▸ **AIM**
Repeat the records verbatim and leave the pictures out of your copy.

— START —

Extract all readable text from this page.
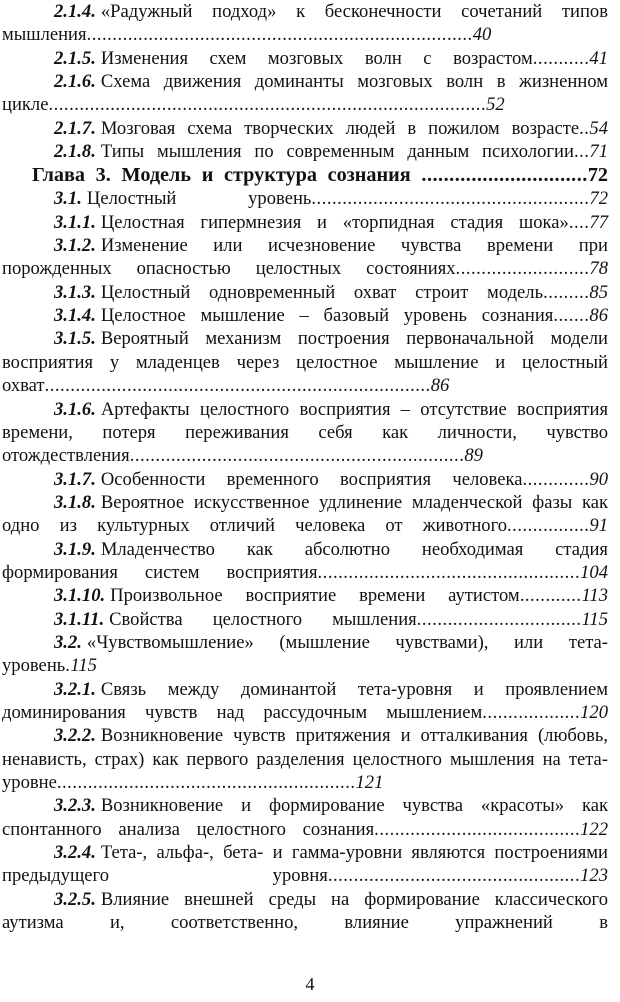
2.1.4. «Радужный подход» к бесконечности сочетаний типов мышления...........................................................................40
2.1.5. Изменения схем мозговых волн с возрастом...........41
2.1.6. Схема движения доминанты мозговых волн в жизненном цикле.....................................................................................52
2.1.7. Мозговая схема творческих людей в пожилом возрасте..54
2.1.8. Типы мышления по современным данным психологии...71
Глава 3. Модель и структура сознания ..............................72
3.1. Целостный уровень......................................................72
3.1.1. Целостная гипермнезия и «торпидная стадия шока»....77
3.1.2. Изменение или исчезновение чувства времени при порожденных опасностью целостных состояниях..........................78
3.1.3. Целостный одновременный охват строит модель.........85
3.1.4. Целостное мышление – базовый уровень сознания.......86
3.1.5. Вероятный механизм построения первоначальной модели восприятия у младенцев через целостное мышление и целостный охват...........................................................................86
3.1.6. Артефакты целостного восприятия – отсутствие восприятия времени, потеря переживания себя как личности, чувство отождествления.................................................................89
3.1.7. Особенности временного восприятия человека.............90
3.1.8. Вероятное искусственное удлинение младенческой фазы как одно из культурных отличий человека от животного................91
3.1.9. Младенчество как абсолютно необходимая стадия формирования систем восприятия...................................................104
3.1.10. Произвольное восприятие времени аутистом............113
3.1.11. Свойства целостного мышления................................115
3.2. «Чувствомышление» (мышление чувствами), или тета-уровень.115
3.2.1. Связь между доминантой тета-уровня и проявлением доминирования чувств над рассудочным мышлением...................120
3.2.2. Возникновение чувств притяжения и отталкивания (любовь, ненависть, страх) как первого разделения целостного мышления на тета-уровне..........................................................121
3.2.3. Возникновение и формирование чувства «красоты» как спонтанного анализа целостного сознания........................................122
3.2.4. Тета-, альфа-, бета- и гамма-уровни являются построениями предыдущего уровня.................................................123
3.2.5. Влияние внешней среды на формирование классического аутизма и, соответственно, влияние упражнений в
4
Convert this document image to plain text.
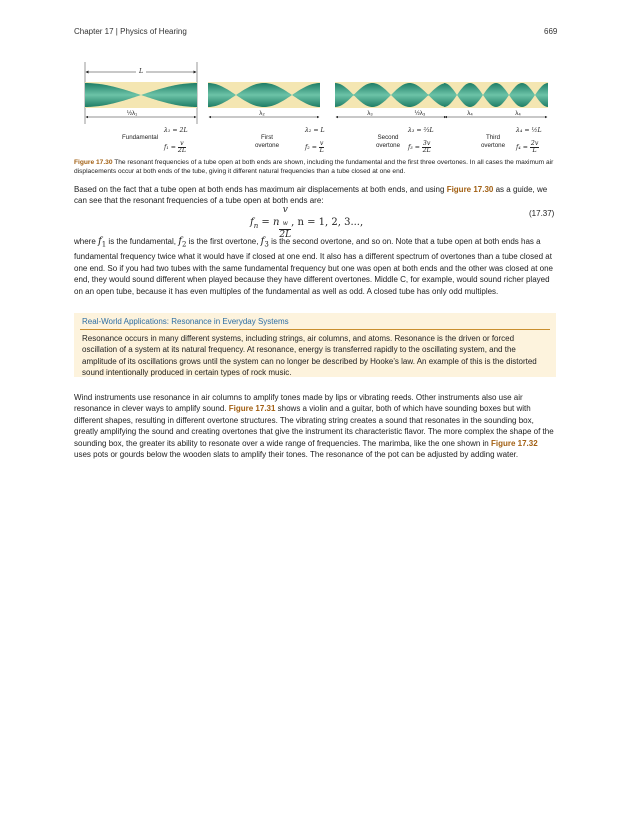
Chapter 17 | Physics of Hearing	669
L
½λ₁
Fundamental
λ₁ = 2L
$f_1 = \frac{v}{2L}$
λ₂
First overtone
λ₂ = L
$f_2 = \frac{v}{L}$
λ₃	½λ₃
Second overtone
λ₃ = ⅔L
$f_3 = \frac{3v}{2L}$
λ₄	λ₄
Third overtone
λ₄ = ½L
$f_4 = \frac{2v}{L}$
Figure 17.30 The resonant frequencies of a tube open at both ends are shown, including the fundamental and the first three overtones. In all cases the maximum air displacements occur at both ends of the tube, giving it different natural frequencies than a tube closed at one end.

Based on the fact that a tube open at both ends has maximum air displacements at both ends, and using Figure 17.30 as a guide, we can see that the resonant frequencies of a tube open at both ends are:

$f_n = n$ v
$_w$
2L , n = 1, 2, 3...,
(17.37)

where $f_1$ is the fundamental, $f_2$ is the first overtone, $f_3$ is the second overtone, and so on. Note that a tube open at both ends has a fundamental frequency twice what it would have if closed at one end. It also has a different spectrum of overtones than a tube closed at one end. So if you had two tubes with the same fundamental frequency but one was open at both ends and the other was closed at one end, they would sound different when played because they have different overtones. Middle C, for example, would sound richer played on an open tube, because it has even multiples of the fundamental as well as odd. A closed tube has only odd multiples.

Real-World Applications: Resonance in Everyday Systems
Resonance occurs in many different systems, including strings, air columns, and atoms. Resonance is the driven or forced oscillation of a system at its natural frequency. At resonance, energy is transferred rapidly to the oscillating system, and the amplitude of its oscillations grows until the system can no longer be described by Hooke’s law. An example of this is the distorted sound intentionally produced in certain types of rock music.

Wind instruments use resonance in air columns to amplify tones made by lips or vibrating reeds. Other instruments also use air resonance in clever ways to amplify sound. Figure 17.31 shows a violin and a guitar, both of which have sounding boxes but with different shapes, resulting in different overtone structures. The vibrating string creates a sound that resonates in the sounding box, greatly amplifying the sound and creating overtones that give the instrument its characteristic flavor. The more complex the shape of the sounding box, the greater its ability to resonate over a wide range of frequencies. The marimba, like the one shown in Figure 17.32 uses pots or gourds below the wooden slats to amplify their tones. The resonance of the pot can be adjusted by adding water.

— END —

▸ **COMPLETE OUTPUT**
Extract all readable text from this page.
2.1.4. «Радужный подход» к бесконечности сочетаний типов мышления...........................................................................40
2.1.5. Изменения схем мозговых волн с возрастом...........41
2.1.6. Схема движения доминанты мозговых волн в жизненном цикле.....................................................................................52
2.1.7. Мозговая схема творческих людей в пожилом возрасте..54
2.1.8. Типы мышления по современным данным психологии...71
Глава 3. Модель и структура сознания ..............................72
3.1. Целостный уровень......................................................72
3.1.1. Целостная гипермнезия и «торпидная стадия шока»....77
3.1.2. Изменение или исчезновение чувства времени при порожденных опасностью целостных состояниях..........................78
3.1.3. Целостный одновременный охват строит модель.........85
3.1.4. Целостное мышление – базовый уровень сознания.......86
3.1.5. Вероятный механизм построения первоначальной модели восприятия у младенцев через целостное мышление и целостный охват...........................................................................86
3.1.6. Артефакты целостного восприятия – отсутствие восприятия времени, потеря переживания себя как личности, чувство отождествления.................................................................89
3.1.7. Особенности временного восприятия человека.............90
3.1.8. Вероятное искусственное удлинение младенческой фазы как одно из культурных отличий человека от животного................91
3.1.9. Младенчество как абсолютно необходимая стадия формирования систем восприятия...................................................104
3.1.10. Произвольное восприятие времени аутистом............113
3.1.11. Свойства целостного мышления................................115
3.2. «Чувствомышление» (мышление чувствами), или тета-уровень.115
3.2.1. Связь между доминантой тета-уровня и проявлением доминирования чувств над рассудочным мышлением...................120
3.2.2. Возникновение чувств притяжения и отталкивания (любовь, ненависть, страх) как первого разделения целостного мышления на тета-уровне..........................................................121
3.2.3. Возникновение и формирование чувства «красоты» как спонтанного анализа целостного сознания........................................122
3.2.4. Тета-, альфа-, бета- и гамма-уровни являются построениями предыдущего уровня.................................................123
3.2.5. Влияние внешней среды на формирование классического аутизма и, соответственно, влияние упражнений в
4
Convert this document image to plain text.
Chapter 17 | Physics of Hearing	669
L
½λ₁
Fundamental
λ₁ = 2L
$f_1 = \frac{v}{2L}$
λ₂
First overtone
λ₂ = L
$f_2 = \frac{v}{L}$
λ₃	½λ₃
Second overtone
λ₃ = ⅔L
$f_3 = \frac{3v}{2L}$
λ₄	λ₄
Third overtone
λ₄ = ½L
$f_4 = \frac{2v}{L}$
Figure 17.30 The resonant frequencies of a tube open at both ends are shown, including the fundamental and the first three overtones. In all cases the maximum air displacements occur at both ends of the tube, giving it different natural frequencies than a tube closed at one end.

Based on the fact that a tube open at both ends has maximum air displacements at both ends, and using Figure 17.30 as a guide, we can see that the resonant frequencies of a tube open at both ends are:

$f_n = n$ v
$_w$
2L , n = 1, 2, 3...,
(17.37)

where $f_1$ is the fundamental, $f_2$ is the first overtone, $f_3$ is the second overtone, and so on. Note that a tube open at both ends has a fundamental frequency twice what it would have if closed at one end. It also has a different spectrum of overtones than a tube closed at one end. So if you had two tubes with the same fundamental frequency but one was open at both ends and the other was closed at one end, they would sound different when played because they have different overtones. Middle C, for example, would sound richer played on an open tube, because it has even multiples of the fundamental as well as odd. A closed tube has only odd multiples.

Real-World Applications: Resonance in Everyday Systems
Resonance occurs in many different systems, including strings, air columns, and atoms. Resonance is the driven or forced oscillation of a system at its natural frequency. At resonance, energy is transferred rapidly to the oscillating system, and the amplitude of its oscillations grows until the system can no longer be described by Hooke’s law. An example of this is the distorted sound intentionally produced in certain types of rock music.

Wind instruments use resonance in air columns to amplify tones made by lips or vibrating reeds. Other instruments also use air resonance in clever ways to amplify sound. Figure 17.31 shows a violin and a guitar, both of which have sounding boxes but with different shapes, resulting in different overtone structures. The vibrating string creates a sound that resonates in the sounding box, greatly amplifying the sound and creating overtones that give the instrument its characteristic flavor. The more complex the shape of the sounding box, the greater its ability to resonate over a wide range of frequencies. The marimba, like the one shown in Figure 17.32 uses pots or gourds below the wooden slats to amplify their tones. The resonance of the pot can be adjusted by adding water.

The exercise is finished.